_Problem_
Some lines in the records below may hold the word "title"; give the number of those lines and nothing else.
Begin
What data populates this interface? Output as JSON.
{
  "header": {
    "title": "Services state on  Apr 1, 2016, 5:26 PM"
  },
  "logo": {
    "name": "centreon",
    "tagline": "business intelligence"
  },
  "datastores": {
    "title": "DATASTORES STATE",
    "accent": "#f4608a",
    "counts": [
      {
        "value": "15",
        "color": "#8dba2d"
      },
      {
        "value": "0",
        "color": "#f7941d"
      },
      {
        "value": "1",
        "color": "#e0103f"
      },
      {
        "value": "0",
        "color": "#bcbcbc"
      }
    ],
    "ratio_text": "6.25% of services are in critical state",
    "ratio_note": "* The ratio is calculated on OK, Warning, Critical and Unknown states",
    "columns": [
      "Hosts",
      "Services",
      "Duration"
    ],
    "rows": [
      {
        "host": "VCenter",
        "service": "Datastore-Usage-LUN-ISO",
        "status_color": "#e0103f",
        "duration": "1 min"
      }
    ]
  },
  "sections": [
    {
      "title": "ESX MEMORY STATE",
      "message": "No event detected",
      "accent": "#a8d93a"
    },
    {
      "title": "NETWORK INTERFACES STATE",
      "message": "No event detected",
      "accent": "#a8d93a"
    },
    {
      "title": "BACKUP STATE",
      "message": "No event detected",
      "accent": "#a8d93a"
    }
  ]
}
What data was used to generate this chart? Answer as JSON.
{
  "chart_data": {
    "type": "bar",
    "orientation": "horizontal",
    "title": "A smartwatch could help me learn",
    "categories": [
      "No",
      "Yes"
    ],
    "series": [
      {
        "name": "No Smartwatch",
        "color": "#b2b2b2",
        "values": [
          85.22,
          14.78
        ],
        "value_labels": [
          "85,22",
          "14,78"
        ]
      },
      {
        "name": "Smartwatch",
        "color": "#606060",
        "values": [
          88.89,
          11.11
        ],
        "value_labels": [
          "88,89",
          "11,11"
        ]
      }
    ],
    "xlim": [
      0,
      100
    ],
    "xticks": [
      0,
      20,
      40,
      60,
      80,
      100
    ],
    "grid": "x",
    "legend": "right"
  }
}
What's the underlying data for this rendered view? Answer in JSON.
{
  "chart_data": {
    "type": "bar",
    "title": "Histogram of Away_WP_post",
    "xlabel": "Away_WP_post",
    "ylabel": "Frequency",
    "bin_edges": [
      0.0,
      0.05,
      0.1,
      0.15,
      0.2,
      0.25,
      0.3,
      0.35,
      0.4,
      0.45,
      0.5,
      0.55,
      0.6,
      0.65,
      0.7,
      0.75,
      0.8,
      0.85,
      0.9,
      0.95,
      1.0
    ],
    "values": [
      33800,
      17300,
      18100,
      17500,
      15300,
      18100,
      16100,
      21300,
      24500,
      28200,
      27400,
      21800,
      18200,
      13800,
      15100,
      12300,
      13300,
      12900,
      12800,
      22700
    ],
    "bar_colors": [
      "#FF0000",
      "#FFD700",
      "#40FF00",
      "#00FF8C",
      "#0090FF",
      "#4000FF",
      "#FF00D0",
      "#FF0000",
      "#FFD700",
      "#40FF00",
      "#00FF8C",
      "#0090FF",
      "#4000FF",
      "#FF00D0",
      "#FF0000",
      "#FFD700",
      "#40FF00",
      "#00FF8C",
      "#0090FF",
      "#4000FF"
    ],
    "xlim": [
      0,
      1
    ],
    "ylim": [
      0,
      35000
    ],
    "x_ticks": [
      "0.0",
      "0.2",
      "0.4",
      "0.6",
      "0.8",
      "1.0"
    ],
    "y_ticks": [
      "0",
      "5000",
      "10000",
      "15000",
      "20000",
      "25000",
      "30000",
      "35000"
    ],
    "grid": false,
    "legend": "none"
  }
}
End
_Written solution_
7